[begin Data records]

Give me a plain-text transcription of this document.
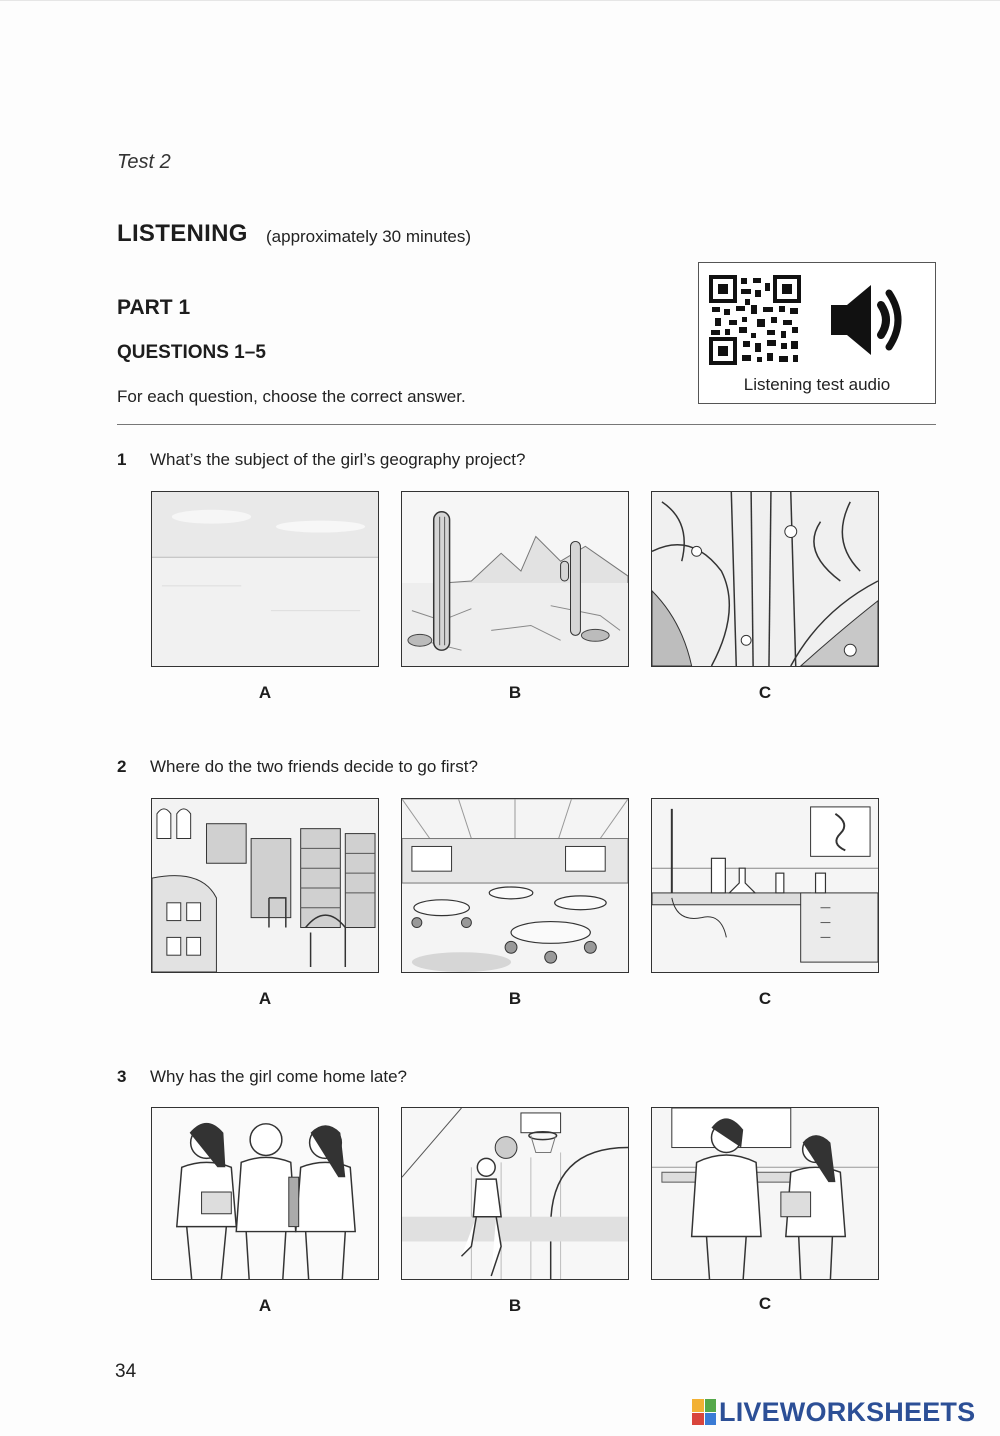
Test 2
LISTENING (approximately 30 minutes)
PART 1
QUESTIONS 1–5
For each question, choose the correct answer.
Listening test audio
1 What’s the subject of the girl’s geography project?
A	B	C
2 Where do the two friends decide to go first?
A	B	C
3 Why has the girl come home late?
A	B	C
34
LIVEWORKSHEETS
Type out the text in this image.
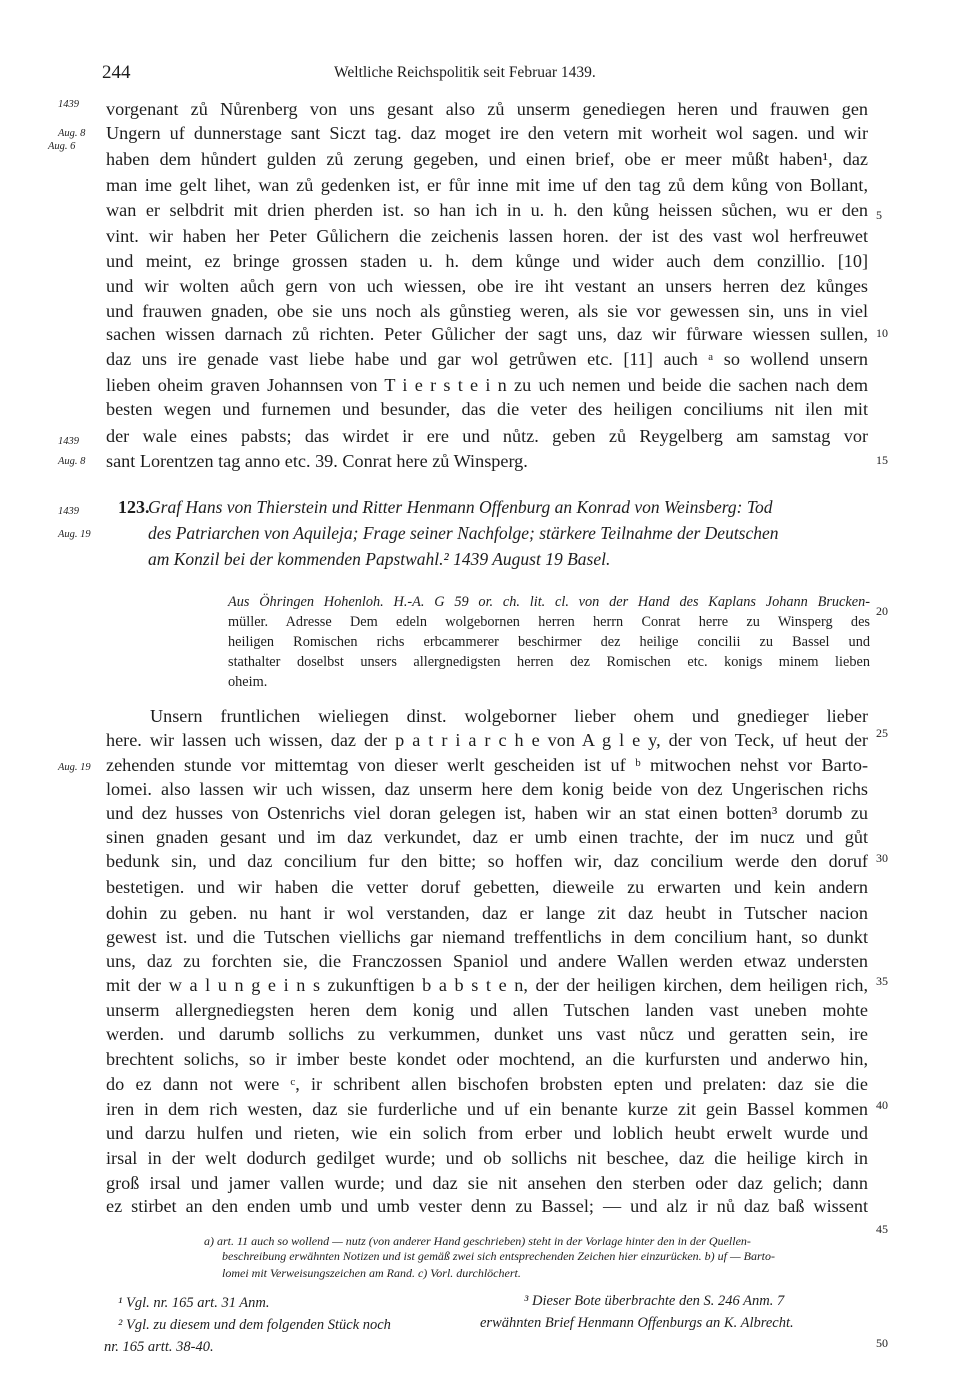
244	Weltliche Reichspolitik seit Februar 1439.
1439
Aug. 8
Aug. 6
1439
Aug. 8
1439
Aug. 19
Aug. 19
5
10
15
20
25
30
35
40
45
50
vorgenant zů Nůrenberg von uns gesant also zů unserm genediegen heren und frauwen gen
Ungern uf dunnerstage sant Siczt tag. daz moget ire den vetern mit worheit wol sagen. und wir
haben dem hůndert gulden zů zerung gegeben, und einen brief, obe er meer můßt haben¹, daz
man ime gelt lihet, wan zů gedenken ist, er fůr inne mit ime uf den tag zů dem kůng von Bollant,
wan er selbdrit mit drien pherden ist. so han ich in u. h. den kůng heissen sůchen, wu er den
vint. wir haben her Peter Gůlichern die zeichenis lassen horen. der ist des vast wol herfreuwet
und meint, ez bringe grossen staden u. h. dem kůnge und wider auch dem conzillio. [10]
und wir wolten aůch gern von uch wiessen, obe ire iht vestant an unsers herren dez kůnges
und frauwen gnaden, obe sie uns noch als gůnstieg weren, als sie vor gewessen sin, uns in viel
sachen wissen darnach zů richten. Peter Gůlicher der sagt uns, daz wir fůrware wiessen sullen,
daz uns ire genade vast liebe habe und gar wol getrůwen etc. [11] auch ᵃ so wollend unsern
lieben oheim graven Johannsen von T i e r s t e i n zu uch nemen und beide die sachen nach dem
besten wegen und furnemen und besunder, das die veter des heiligen conciliums nit ilen mit
der wale eines pabsts; das wirdet ir ere und nůtz. geben zů Reygelberg am samstag vor
sant Lorentzen tag anno etc. 39. Conrat here zů Winsperg.
123.
Graf Hans von Thierstein und Ritter Henmann Offenburg an Konrad von Weinsberg: Tod
des Patriarchen von Aquileja; Frage seiner Nachfolge; stärkere Teilnahme der Deutschen
am Konzil bei der kommenden Papstwahl.² 1439 August 19 Basel.
Aus Öhringen Hohenloh. H.-A. G 59 or. ch. lit. cl. von der Hand des Kaplans Johann Brucken-
müller. Adresse Dem edeln wolgebornen herren herrn Conrat herre zu Winsperg des
heiligen Romischen richs erbcammerer beschirmer dez heilige concilii zu Bassel und
stathalter doselbst unsers allergnedigsten herren dez Romischen etc. konigs minem lieben
oheim.
Unsern fruntlichen wieliegen dinst. wolgeborner lieber ohem und gnedieger lieber
here. wir lassen uch wissen, daz der p a t r i a r c h e von A g l e y, der von Teck, uf heut der
zehenden stunde vor mittemtag von dieser werlt gescheiden ist uf ᵇ mitwochen nehst vor Barto-
lomei. also lassen wir uch wissen, daz unserm here dem konig beide von dez Ungerischen richs
und dez husses von Ostenrichs viel doran gelegen ist, haben wir an stat einen botten³ dorumb zu
sinen gnaden gesant und im daz verkundet, daz er umb einen trachte, der im nucz und gůt
bedunk sin, und daz concilium fur den bitte; so hoffen wir, daz concilium werde den doruf
bestetigen. und wir haben die vetter doruf gebetten, dieweile zu erwarten und kein andern
dohin zu geben. nu hant ir wol verstanden, daz er lange zit daz heubt in Tutscher nacion
gewest ist. und die Tutschen viellichs gar niemand treffentlichs in dem concilium hant, so dunkt
uns, daz zu forchten sie, die Franczossen Spaniol und andere Wallen werden etwaz understen
mit der w a l u n g e i n s zukunftigen b a b s t e n, der der heiligen kirchen, dem heiligen rich,
unserm allergnediegsten heren dem konig und allen Tutschen landen vast uneben mohte
werden. und darumb sollichs zu verkummen, dunket uns vast nůcz und geratten sein, ire
brechtent solichs, so ir imber beste kondet oder mochtend, an die kurfursten und anderwo hin,
do ez dann not were ᶜ, ir schribent allen bischofen brobsten epten und prelaten: daz sie die
iren in dem rich westen, daz sie furderliche und uf ein benante kurze zit gein Bassel kommen
und darzu hulfen und rieten, wie ein solich from erber und loblich heubt erwelt wurde und
irsal in der welt dodurch gedilget wurde; und ob sollichs nit beschee, daz die heilige kirch in
groß irsal und jamer vallen wurde; und daz sie nit ansehen den sterben oder daz gelich; dann
ez stirbet an den enden umb und umb vester denn zu Bassel; — und alz ir nů daz baß wissent
a) art. 11 auch so wollend — nutz (von anderer Hand geschrieben) steht in der Vorlage hinter den in der Quellen-
beschreibung erwähnten Notizen und ist gemäß zwei sich entsprechenden Zeichen hier einzurücken. b) uf — Barto-
lomei mit Verweisungszeichen am Rand. c) Vorl. durchlöchert.
¹ Vgl. nr. 165 art. 31 Anm.
² Vgl. zu diesem und dem folgenden Stück noch
nr. 165 artt. 38-40.
³ Dieser Bote überbrachte den S. 246 Anm. 7
erwähnten Brief Henmann Offenburgs an K. Albrecht.
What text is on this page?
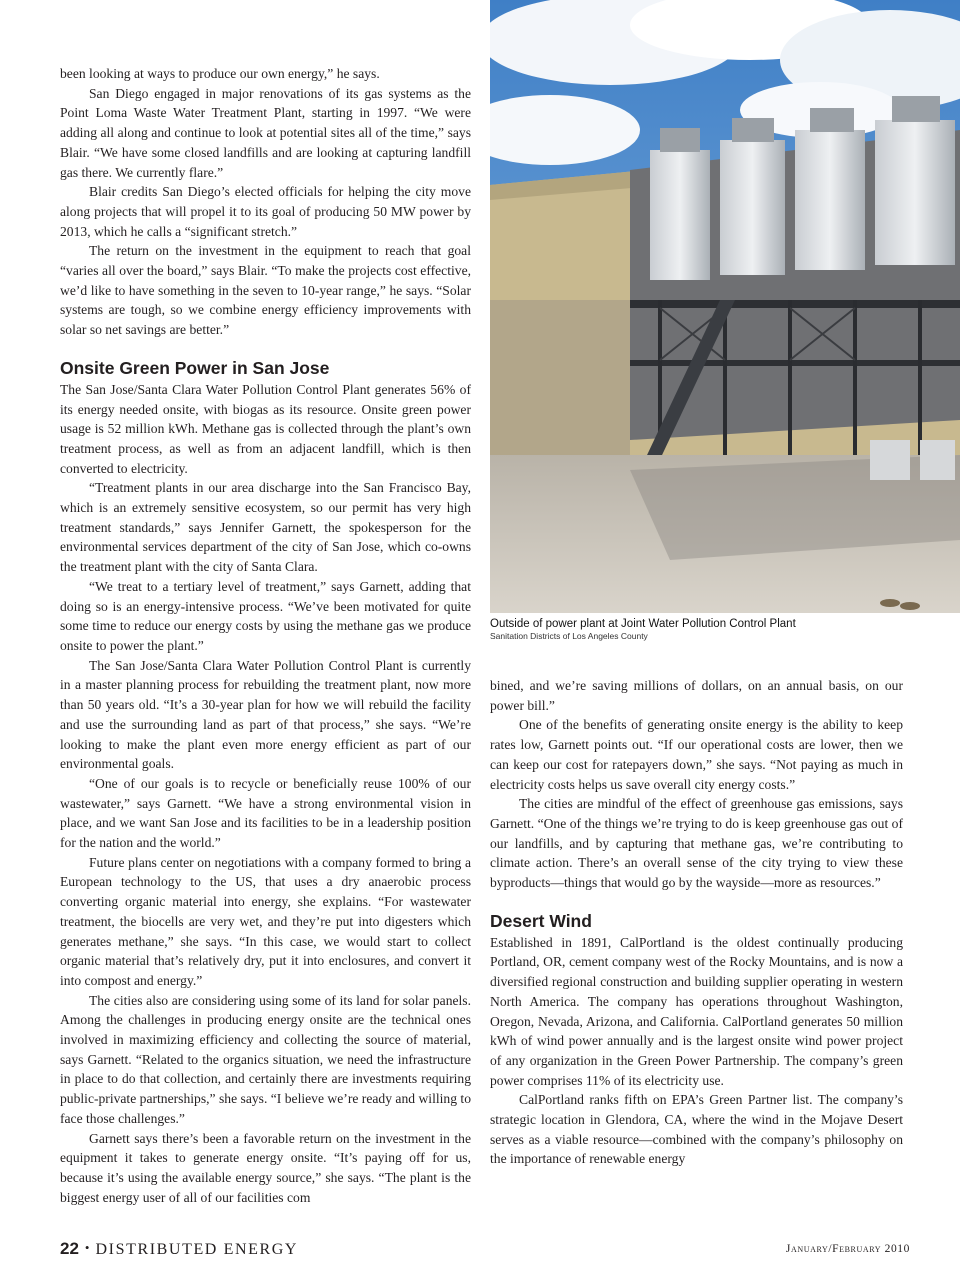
been looking at ways to produce our own energy,” he says.

San Diego engaged in major renovations of its gas systems as the Point Loma Waste Water Treatment Plant, starting in 1997. “We were adding all along and continue to look at potential sites all of the time,” says Blair. “We have some closed landfills and are looking at capturing landfill gas there. We currently flare.”

Blair credits San Diego’s elected officials for helping the city move along projects that will propel it to its goal of producing 50 MW power by 2013, which he calls a “significant stretch.”

The return on the investment in the equipment to reach that goal “varies all over the board,” says Blair. “To make the projects cost effective, we’d like to have something in the seven to 10-year range,” he says. “Solar systems are tough, so we combine energy efficiency improvements with solar so net savings are better.”

Onsite Green Power in San Jose

The San Jose/Santa Clara Water Pollution Control Plant generates 56% of its energy needed onsite, with biogas as its resource. Onsite green power usage is 52 million kWh. Methane gas is collected through the plant’s own treatment process, as well as from an adjacent landfill, which is then converted to electricity.

“Treatment plants in our area discharge into the San Francisco Bay, which is an extremely sensitive ecosystem, so our permit has very high treatment standards,” says Jennifer Garnett, the spokesperson for the environmental services department of the city of San Jose, which co-owns the treatment plant with the city of Santa Clara.

“We treat to a tertiary level of treatment,” says Garnett, adding that doing so is an energy-intensive process. “We’ve been motivated for quite some time to reduce our energy costs by using the methane gas we produce onsite to power the plant.”

The San Jose/Santa Clara Water Pollution Control Plant is currently in a master planning process for rebuilding the treatment plant, now more than 50 years old. “It’s a 30-year plan for how we will rebuild the facility and use the surrounding land as part of that process,” she says. “We’re looking to make the plant even more energy efficient as part of our environmental goals.

“One of our goals is to recycle or beneficially reuse 100% of our wastewater,” says Garnett. “We have a strong environmental vision in place, and we want San Jose and its facilities to be in a leadership position for the nation and the world.”

Future plans center on negotiations with a company formed to bring a European technology to the US, that uses a dry anaerobic process converting organic material into energy, she explains. “For wastewater treatment, the biocells are very wet, and they’re put into digesters which generates methane,” she says. “In this case, we would start to collect organic material that’s relatively dry, put it into enclosures, and convert it into compost and energy.”

The cities also are considering using some of its land for solar panels. Among the challenges in producing energy onsite are the technical ones involved in maximizing efficiency and collecting the source of material, says Garnett. “Related to the organics situation, we need the infrastructure in place to do that collection, and certainly there are investments requiring public-private partnerships,” she says. “I believe we’re ready and willing to face those challenges.”

Garnett says there’s been a favorable return on the investment in the equipment it takes to generate energy onsite. “It’s paying off for us, because it’s using the available energy source,” she says. “The plant is the biggest energy user of all of our facilities com

Outside of power plant at Joint Water Pollution Control Plant
Sanitation Districts of Los Angeles County

bined, and we’re saving millions of dollars, on an annual basis, on our power bill.”

One of the benefits of generating onsite energy is the ability to keep rates low, Garnett points out. “If our operational costs are lower, then we can keep our cost for ratepayers down,” she says. “Not paying as much in electricity costs helps us save overall city energy costs.”

The cities are mindful of the effect of greenhouse gas emissions, says Garnett. “One of the things we’re trying to do is keep greenhouse gas out of our landfills, and by capturing that methane gas, we’re contributing to climate action. There’s an overall sense of the city trying to view these byproducts—things that would go by the wayside—more as resources.”

Desert Wind

Established in 1891, CalPortland is the oldest continually producing Portland, OR, cement company west of the Rocky Mountains, and is now a diversified regional construction and building supplier operating in western North America. The company has operations throughout Washington, Oregon, Nevada, Arizona, and California. CalPortland generates 50 million kWh of wind power annually and is the largest onsite wind power project of any organization in the Green Power Partnership. The company’s green power comprises 11% of its electricity use.

CalPortland ranks fifth on EPA’s Green Partner list. The company’s strategic location in Glendora, CA, where the wind in the Mojave Desert serves as a viable resource—combined with the company’s philosophy on the importance of renewable energy

22 • DISTRIBUTED ENERGY	January/February 2010
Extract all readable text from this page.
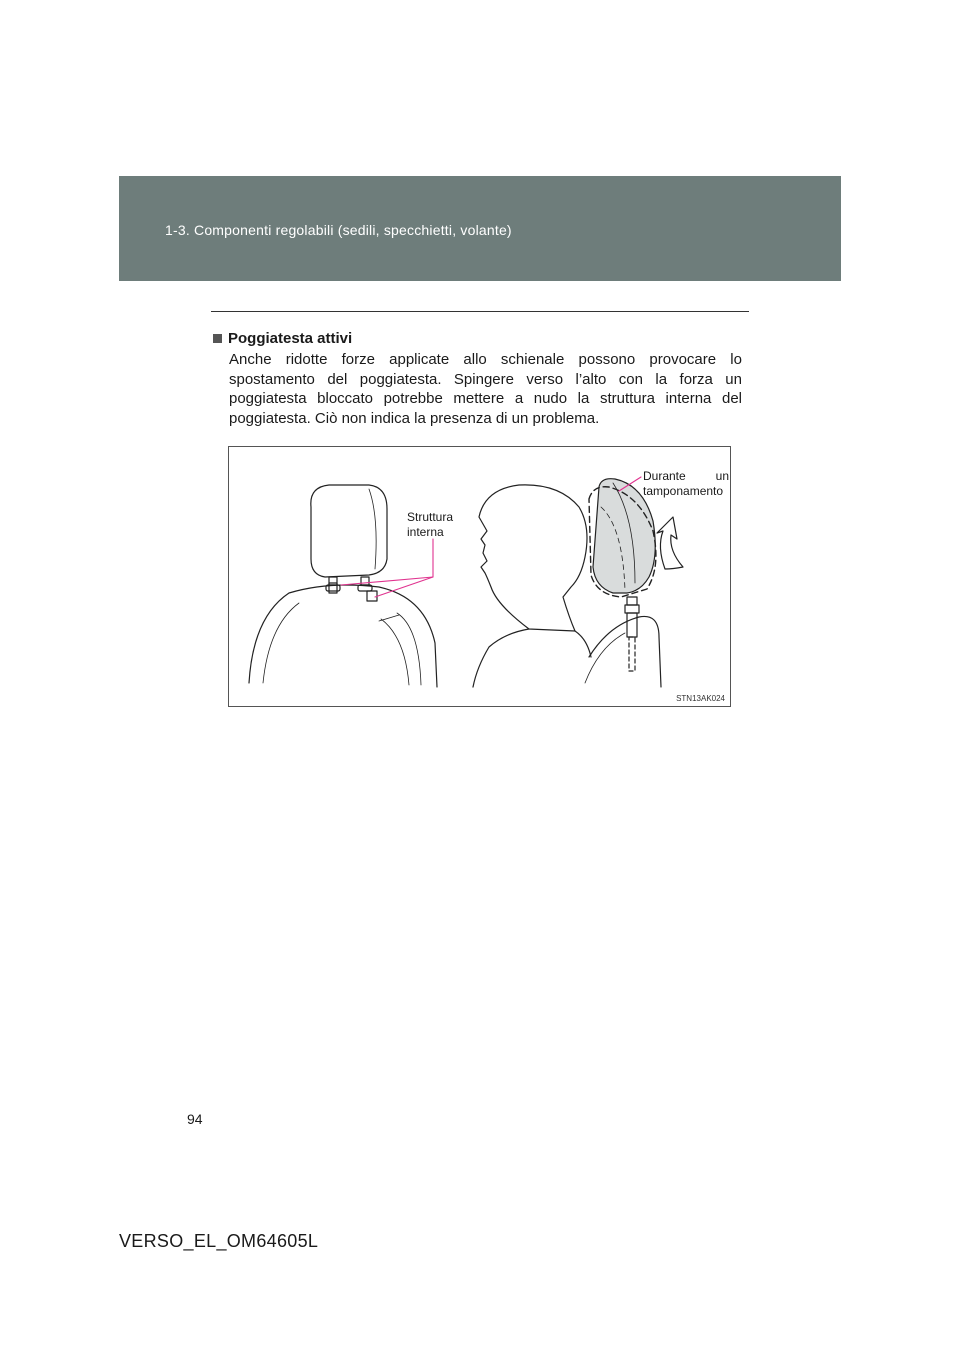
1-3. Componenti regolabili (sedili, specchietti, volante)
Poggiatesta attivi
Anche ridotte forze applicate allo schienale possono provocare lo spostamento del poggiatesta. Spingere verso l’alto con la forza un poggiatesta bloccato potrebbe mettere a nudo la struttura interna del poggiatesta. Ciò non indica la presenza di un problema.
Struttura
interna
Durante un
tamponamento
STN13AK024
94
VERSO_EL_OM64605L
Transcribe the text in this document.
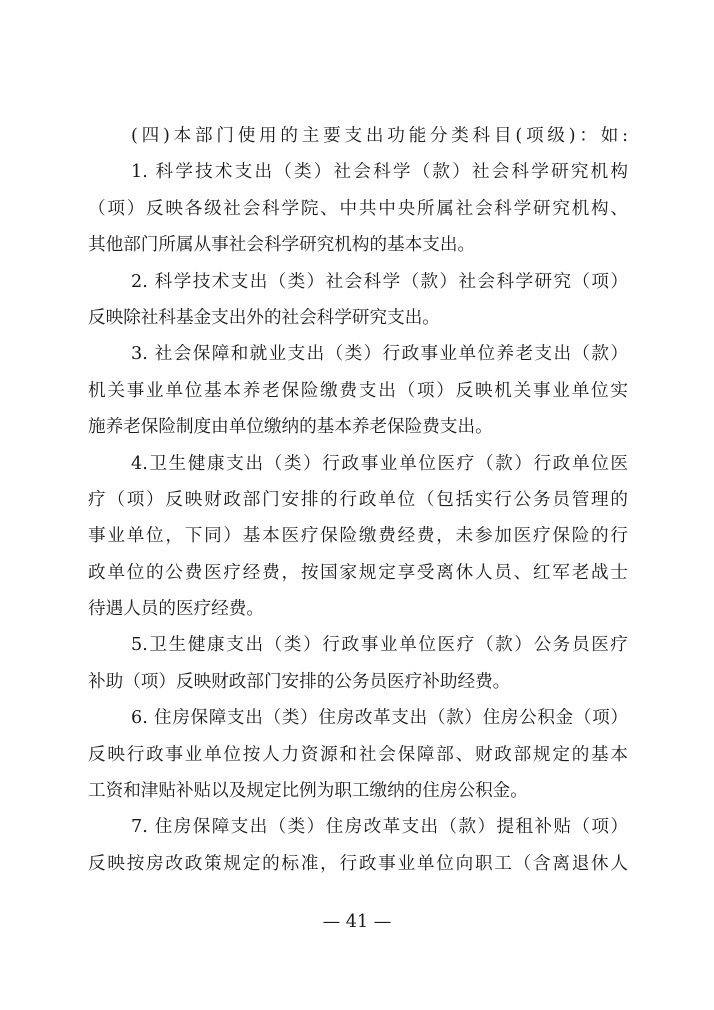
(四)本部门使用的主要支出功能分类科目(项级)：如:
1. 科学技术支出（类）社会科学（款）社会科学研究机构
（项）反映各级社会科学院、中共中央所属社会科学研究机构、
其他部门所属从事社会科学研究机构的基本支出。
2. 科学技术支出（类）社会科学（款）社会科学研究（项）
反映除社科基金支出外的社会科学研究支出。
3. 社会保障和就业支出（类）行政事业单位养老支出（款）
机关事业单位基本养老保险缴费支出（项）反映机关事业单位实
施养老保险制度由单位缴纳的基本养老保险费支出。
4.卫生健康支出（类）行政事业单位医疗（款）行政单位医
疗（项）反映财政部门安排的行政单位（包括实行公务员管理的
事业单位，下同）基本医疗保险缴费经费，未参加医疗保险的行
政单位的公费医疗经费，按国家规定享受离休人员、红军老战士
待遇人员的医疗经费。
5.卫生健康支出（类）行政事业单位医疗（款）公务员医疗
补助（项）反映财政部门安排的公务员医疗补助经费。
6. 住房保障支出（类）住房改革支出（款）住房公积金（项）
反映行政事业单位按人力资源和社会保障部、财政部规定的基本
工资和津贴补贴以及规定比例为职工缴纳的住房公积金。
7. 住房保障支出（类）住房改革支出（款）提租补贴（项）
反映按房改政策规定的标准，行政事业单位向职工（含离退休人
— 41 —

[end Data records]

**Task:**
Filter the listing for the word "unserm" and copy every line that holds it.

**Written answer:**
vorgenant zů Nůrenberg von uns gesant also zů unserm genediegen heren und frauwen gen
lomei. also lassen wir uch wissen, daz unserm here dem konig beide von dez Ungerischen richs
unserm allergnediegsten heren dem konig und allen Tutschen landen vast uneben mohte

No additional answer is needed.